_Exercise aim_
Retype the data that follows line by line, exactly, and leave its pictures out.
----------
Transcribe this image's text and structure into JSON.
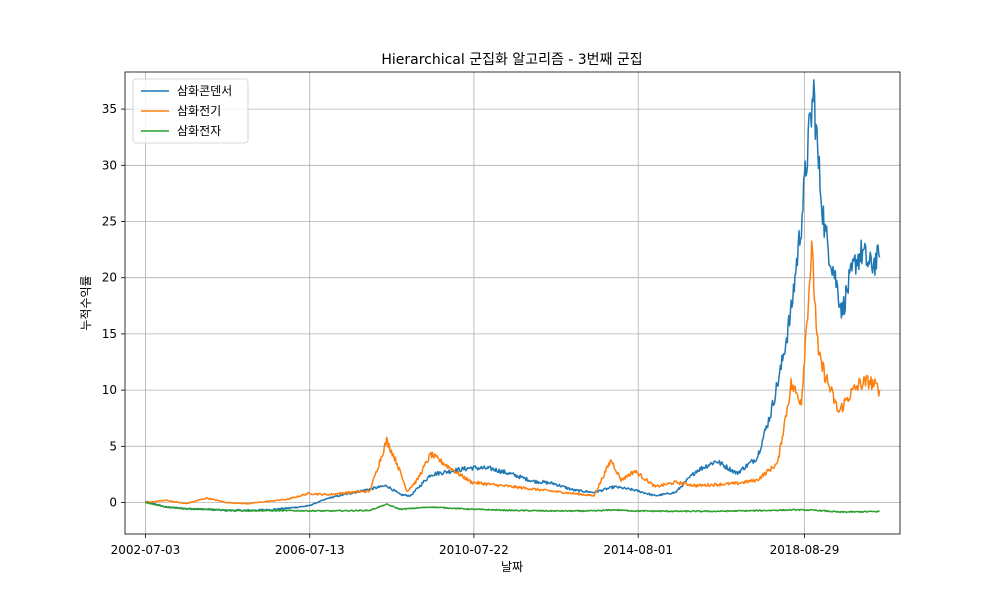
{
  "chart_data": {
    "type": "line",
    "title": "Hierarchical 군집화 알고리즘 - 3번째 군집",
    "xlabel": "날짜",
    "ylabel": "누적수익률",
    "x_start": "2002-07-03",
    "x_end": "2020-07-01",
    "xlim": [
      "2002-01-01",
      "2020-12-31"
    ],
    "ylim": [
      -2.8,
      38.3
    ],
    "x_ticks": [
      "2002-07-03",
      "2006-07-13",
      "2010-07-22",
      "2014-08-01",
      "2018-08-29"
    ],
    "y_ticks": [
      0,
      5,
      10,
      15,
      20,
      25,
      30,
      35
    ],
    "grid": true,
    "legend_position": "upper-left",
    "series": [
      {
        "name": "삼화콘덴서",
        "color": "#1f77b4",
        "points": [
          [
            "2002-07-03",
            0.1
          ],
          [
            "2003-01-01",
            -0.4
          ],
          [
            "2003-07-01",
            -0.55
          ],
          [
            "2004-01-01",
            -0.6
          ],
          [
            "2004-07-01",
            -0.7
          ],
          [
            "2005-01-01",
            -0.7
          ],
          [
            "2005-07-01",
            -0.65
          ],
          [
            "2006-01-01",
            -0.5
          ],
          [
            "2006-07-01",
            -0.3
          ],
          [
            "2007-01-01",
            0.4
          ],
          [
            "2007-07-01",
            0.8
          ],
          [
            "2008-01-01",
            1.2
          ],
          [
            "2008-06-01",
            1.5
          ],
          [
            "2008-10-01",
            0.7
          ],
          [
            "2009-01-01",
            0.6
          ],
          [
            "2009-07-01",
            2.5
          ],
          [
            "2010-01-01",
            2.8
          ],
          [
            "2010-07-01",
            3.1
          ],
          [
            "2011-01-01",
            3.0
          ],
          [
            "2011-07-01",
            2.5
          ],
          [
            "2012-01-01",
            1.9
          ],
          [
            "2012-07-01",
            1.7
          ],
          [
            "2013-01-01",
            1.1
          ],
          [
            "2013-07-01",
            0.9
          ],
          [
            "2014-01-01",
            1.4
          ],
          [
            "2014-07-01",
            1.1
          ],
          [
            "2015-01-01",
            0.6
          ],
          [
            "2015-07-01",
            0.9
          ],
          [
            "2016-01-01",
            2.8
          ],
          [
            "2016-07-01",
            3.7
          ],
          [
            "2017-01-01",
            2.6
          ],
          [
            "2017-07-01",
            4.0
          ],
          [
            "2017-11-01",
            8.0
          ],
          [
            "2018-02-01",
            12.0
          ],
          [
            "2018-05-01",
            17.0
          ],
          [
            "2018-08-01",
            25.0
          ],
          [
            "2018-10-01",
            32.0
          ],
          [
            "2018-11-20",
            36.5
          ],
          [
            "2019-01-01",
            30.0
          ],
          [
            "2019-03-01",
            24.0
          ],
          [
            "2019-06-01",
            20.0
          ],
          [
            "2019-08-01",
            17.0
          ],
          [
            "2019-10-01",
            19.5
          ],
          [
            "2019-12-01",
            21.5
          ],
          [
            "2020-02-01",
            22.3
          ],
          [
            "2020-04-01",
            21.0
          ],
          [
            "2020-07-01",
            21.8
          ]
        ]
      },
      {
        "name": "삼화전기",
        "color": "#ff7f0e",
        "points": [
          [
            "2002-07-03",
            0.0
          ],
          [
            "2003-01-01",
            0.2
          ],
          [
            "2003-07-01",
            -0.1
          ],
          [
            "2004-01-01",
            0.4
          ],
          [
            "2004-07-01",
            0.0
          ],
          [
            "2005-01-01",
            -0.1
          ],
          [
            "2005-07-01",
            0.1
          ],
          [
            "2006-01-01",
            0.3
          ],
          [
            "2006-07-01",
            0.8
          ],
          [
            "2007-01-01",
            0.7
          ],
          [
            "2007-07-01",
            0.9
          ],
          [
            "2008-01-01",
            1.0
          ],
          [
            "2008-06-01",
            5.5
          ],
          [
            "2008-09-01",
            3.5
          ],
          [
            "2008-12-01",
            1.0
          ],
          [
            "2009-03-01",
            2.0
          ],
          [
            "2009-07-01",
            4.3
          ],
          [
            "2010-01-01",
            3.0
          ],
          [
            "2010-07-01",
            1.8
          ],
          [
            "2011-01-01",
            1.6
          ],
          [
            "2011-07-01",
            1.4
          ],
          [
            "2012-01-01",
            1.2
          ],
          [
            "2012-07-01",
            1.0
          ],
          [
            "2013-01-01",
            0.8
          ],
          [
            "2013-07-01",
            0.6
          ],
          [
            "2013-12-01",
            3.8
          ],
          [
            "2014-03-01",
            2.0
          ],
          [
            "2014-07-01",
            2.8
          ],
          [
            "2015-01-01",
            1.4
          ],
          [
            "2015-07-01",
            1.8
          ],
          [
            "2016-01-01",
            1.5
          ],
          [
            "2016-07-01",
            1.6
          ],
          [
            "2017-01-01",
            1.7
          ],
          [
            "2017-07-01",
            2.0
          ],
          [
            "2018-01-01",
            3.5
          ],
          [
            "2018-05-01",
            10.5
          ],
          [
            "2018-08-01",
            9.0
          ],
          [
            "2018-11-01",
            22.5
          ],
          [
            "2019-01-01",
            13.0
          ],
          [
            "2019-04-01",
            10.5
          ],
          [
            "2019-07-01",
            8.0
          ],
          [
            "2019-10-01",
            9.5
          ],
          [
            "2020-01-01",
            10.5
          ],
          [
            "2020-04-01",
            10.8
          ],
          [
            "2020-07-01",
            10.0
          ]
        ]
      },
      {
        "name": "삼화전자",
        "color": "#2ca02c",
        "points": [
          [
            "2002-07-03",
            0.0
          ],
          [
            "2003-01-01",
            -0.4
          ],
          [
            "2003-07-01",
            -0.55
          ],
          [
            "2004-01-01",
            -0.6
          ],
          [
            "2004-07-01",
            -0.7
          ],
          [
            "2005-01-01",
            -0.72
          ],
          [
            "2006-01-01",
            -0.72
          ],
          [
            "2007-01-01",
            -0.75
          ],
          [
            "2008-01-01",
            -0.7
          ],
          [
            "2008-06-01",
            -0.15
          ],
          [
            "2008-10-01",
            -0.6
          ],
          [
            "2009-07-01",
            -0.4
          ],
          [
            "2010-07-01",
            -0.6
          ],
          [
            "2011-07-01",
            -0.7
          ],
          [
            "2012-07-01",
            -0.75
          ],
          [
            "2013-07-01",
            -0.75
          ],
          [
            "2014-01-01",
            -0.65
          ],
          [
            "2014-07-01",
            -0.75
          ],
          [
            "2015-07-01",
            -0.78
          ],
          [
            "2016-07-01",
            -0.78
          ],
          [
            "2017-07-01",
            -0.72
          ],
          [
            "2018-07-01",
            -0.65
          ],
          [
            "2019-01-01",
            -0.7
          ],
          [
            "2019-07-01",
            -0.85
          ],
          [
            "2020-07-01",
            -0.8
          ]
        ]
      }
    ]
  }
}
----------
_Result of the task_
Transcribe this image's text and structure into JSON.
{
  "chart_data": {
    "type": "line",
    "title": "Hierarchical 군집화 알고리즘 - 3번째 군집",
    "xlabel": "날짜",
    "ylabel": "누적수익률",
    "x_start": "2002-07-03",
    "x_end": "2020-07-01",
    "xlim": [
      "2002-01-01",
      "2020-12-31"
    ],
    "ylim": [
      -2.8,
      38.3
    ],
    "x_ticks": [
      "2002-07-03",
      "2006-07-13",
      "2010-07-22",
      "2014-08-01",
      "2018-08-29"
    ],
    "y_ticks": [
      0,
      5,
      10,
      15,
      20,
      25,
      30,
      35
    ],
    "grid": true,
    "legend_position": "upper-left",
    "series": [
      {
        "name": "삼화콘덴서",
        "color": "#1f77b4",
        "points": [
          [
            "2002-07-03",
            0.1
          ],
          [
            "2003-01-01",
            -0.4
          ],
          [
            "2003-07-01",
            -0.55
          ],
          [
            "2004-01-01",
            -0.6
          ],
          [
            "2004-07-01",
            -0.7
          ],
          [
            "2005-01-01",
            -0.7
          ],
          [
            "2005-07-01",
            -0.65
          ],
          [
            "2006-01-01",
            -0.5
          ],
          [
            "2006-07-01",
            -0.3
          ],
          [
            "2007-01-01",
            0.4
          ],
          [
            "2007-07-01",
            0.8
          ],
          [
            "2008-01-01",
            1.2
          ],
          [
            "2008-06-01",
            1.5
          ],
          [
            "2008-10-01",
            0.7
          ],
          [
            "2009-01-01",
            0.6
          ],
          [
            "2009-07-01",
            2.5
          ],
          [
            "2010-01-01",
            2.8
          ],
          [
            "2010-07-01",
            3.1
          ],
          [
            "2011-01-01",
            3.0
          ],
          [
            "2011-07-01",
            2.5
          ],
          [
            "2012-01-01",
            1.9
          ],
          [
            "2012-07-01",
            1.7
          ],
          [
            "2013-01-01",
            1.1
          ],
          [
            "2013-07-01",
            0.9
          ],
          [
            "2014-01-01",
            1.4
          ],
          [
            "2014-07-01",
            1.1
          ],
          [
            "2015-01-01",
            0.6
          ],
          [
            "2015-07-01",
            0.9
          ],
          [
            "2016-01-01",
            2.8
          ],
          [
            "2016-07-01",
            3.7
          ],
          [
            "2017-01-01",
            2.6
          ],
          [
            "2017-07-01",
            4.0
          ],
          [
            "2017-11-01",
            8.0
          ],
          [
            "2018-02-01",
            12.0
          ],
          [
            "2018-05-01",
            17.0
          ],
          [
            "2018-08-01",
            25.0
          ],
          [
            "2018-10-01",
            32.0
          ],
          [
            "2018-11-20",
            36.5
          ],
          [
            "2019-01-01",
            30.0
          ],
          [
            "2019-03-01",
            24.0
          ],
          [
            "2019-06-01",
            20.0
          ],
          [
            "2019-08-01",
            17.0
          ],
          [
            "2019-10-01",
            19.5
          ],
          [
            "2019-12-01",
            21.5
          ],
          [
            "2020-02-01",
            22.3
          ],
          [
            "2020-04-01",
            21.0
          ],
          [
            "2020-07-01",
            21.8
          ]
        ]
      },
      {
        "name": "삼화전기",
        "color": "#ff7f0e",
        "points": [
          [
            "2002-07-03",
            0.0
          ],
          [
            "2003-01-01",
            0.2
          ],
          [
            "2003-07-01",
            -0.1
          ],
          [
            "2004-01-01",
            0.4
          ],
          [
            "2004-07-01",
            0.0
          ],
          [
            "2005-01-01",
            -0.1
          ],
          [
            "2005-07-01",
            0.1
          ],
          [
            "2006-01-01",
            0.3
          ],
          [
            "2006-07-01",
            0.8
          ],
          [
            "2007-01-01",
            0.7
          ],
          [
            "2007-07-01",
            0.9
          ],
          [
            "2008-01-01",
            1.0
          ],
          [
            "2008-06-01",
            5.5
          ],
          [
            "2008-09-01",
            3.5
          ],
          [
            "2008-12-01",
            1.0
          ],
          [
            "2009-03-01",
            2.0
          ],
          [
            "2009-07-01",
            4.3
          ],
          [
            "2010-01-01",
            3.0
          ],
          [
            "2010-07-01",
            1.8
          ],
          [
            "2011-01-01",
            1.6
          ],
          [
            "2011-07-01",
            1.4
          ],
          [
            "2012-01-01",
            1.2
          ],
          [
            "2012-07-01",
            1.0
          ],
          [
            "2013-01-01",
            0.8
          ],
          [
            "2013-07-01",
            0.6
          ],
          [
            "2013-12-01",
            3.8
          ],
          [
            "2014-03-01",
            2.0
          ],
          [
            "2014-07-01",
            2.8
          ],
          [
            "2015-01-01",
            1.4
          ],
          [
            "2015-07-01",
            1.8
          ],
          [
            "2016-01-01",
            1.5
          ],
          [
            "2016-07-01",
            1.6
          ],
          [
            "2017-01-01",
            1.7
          ],
          [
            "2017-07-01",
            2.0
          ],
          [
            "2018-01-01",
            3.5
          ],
          [
            "2018-05-01",
            10.5
          ],
          [
            "2018-08-01",
            9.0
          ],
          [
            "2018-11-01",
            22.5
          ],
          [
            "2019-01-01",
            13.0
          ],
          [
            "2019-04-01",
            10.5
          ],
          [
            "2019-07-01",
            8.0
          ],
          [
            "2019-10-01",
            9.5
          ],
          [
            "2020-01-01",
            10.5
          ],
          [
            "2020-04-01",
            10.8
          ],
          [
            "2020-07-01",
            10.0
          ]
        ]
      },
      {
        "name": "삼화전자",
        "color": "#2ca02c",
        "points": [
          [
            "2002-07-03",
            0.0
          ],
          [
            "2003-01-01",
            -0.4
          ],
          [
            "2003-07-01",
            -0.55
          ],
          [
            "2004-01-01",
            -0.6
          ],
          [
            "2004-07-01",
            -0.7
          ],
          [
            "2005-01-01",
            -0.72
          ],
          [
            "2006-01-01",
            -0.72
          ],
          [
            "2007-01-01",
            -0.75
          ],
          [
            "2008-01-01",
            -0.7
          ],
          [
            "2008-06-01",
            -0.15
          ],
          [
            "2008-10-01",
            -0.6
          ],
          [
            "2009-07-01",
            -0.4
          ],
          [
            "2010-07-01",
            -0.6
          ],
          [
            "2011-07-01",
            -0.7
          ],
          [
            "2012-07-01",
            -0.75
          ],
          [
            "2013-07-01",
            -0.75
          ],
          [
            "2014-01-01",
            -0.65
          ],
          [
            "2014-07-01",
            -0.75
          ],
          [
            "2015-07-01",
            -0.78
          ],
          [
            "2016-07-01",
            -0.78
          ],
          [
            "2017-07-01",
            -0.72
          ],
          [
            "2018-07-01",
            -0.65
          ],
          [
            "2019-01-01",
            -0.7
          ],
          [
            "2019-07-01",
            -0.85
          ],
          [
            "2020-07-01",
            -0.8
          ]
        ]
      }
    ]
  }
}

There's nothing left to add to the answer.